→ **Goal**
In the entries below, identify every line with the string "boolean" and copy it.
>> START Raw data
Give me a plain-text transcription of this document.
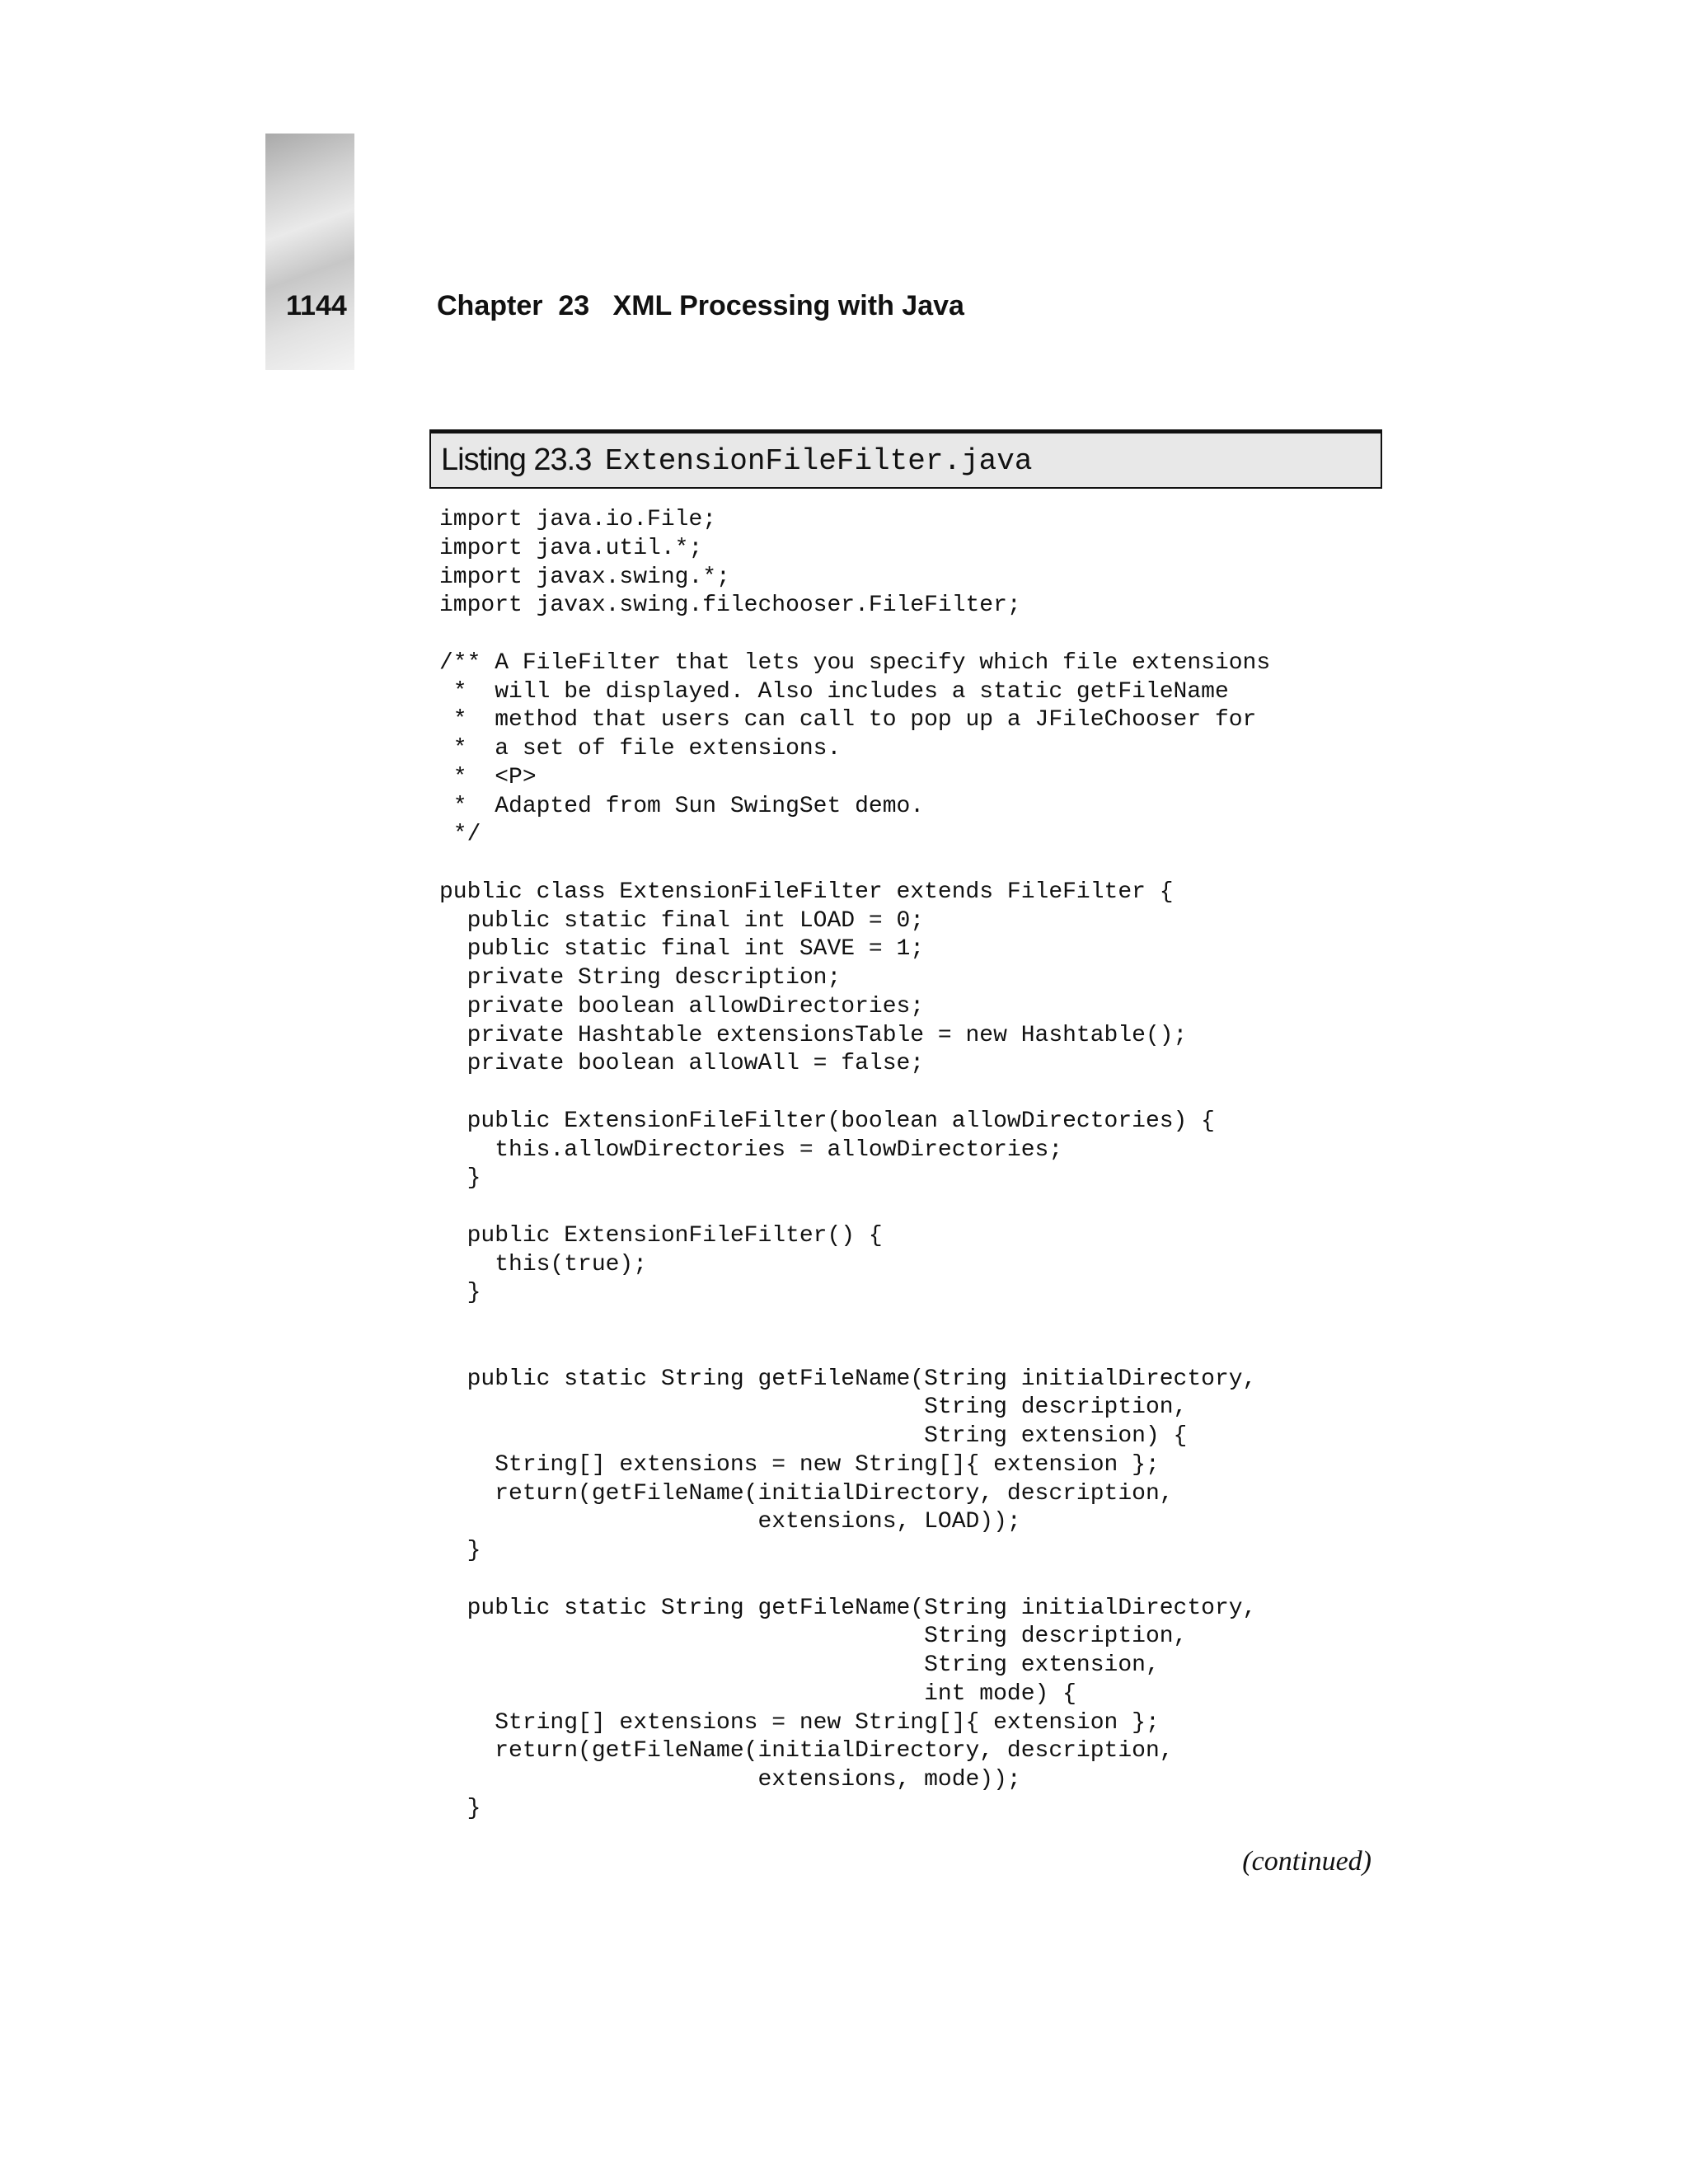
1144	Chapter  23   XML Processing with Java
Listing 23.3 ExtensionFileFilter.java
import java.io.File;
import java.util.*;
import javax.swing.*;
import javax.swing.filechooser.FileFilter;
/** A FileFilter that lets you specify which file extensions
*  will be displayed. Also includes a static getFileName
*  method that users can call to pop up a JFileChooser for
*  a set of file extensions.
*  <P>
*  Adapted from Sun SwingSet demo.
*/
public class ExtensionFileFilter extends FileFilter {
public static final int LOAD = 0;
public static final int SAVE = 1;
private String description;
private boolean allowDirectories;
private Hashtable extensionsTable = new Hashtable();
private boolean allowAll = false;
public ExtensionFileFilter(boolean allowDirectories) {
this.allowDirectories = allowDirectories;
}
public ExtensionFileFilter() {
this(true);
}
public static String getFileName(String initialDirectory,
String description,
String extension) {
String[] extensions = new String[]{ extension };
return(getFileName(initialDirectory, description,
extensions, LOAD));
}
public static String getFileName(String initialDirectory,
String description,
String extension,
int mode) {
String[] extensions = new String[]{ extension };
return(getFileName(initialDirectory, description,
extensions, mode));
}
(continued)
>> END Raw data
→ **Finished task**
private boolean allowDirectories;
private boolean allowAll = false;
public ExtensionFileFilter(boolean allowDirectories) {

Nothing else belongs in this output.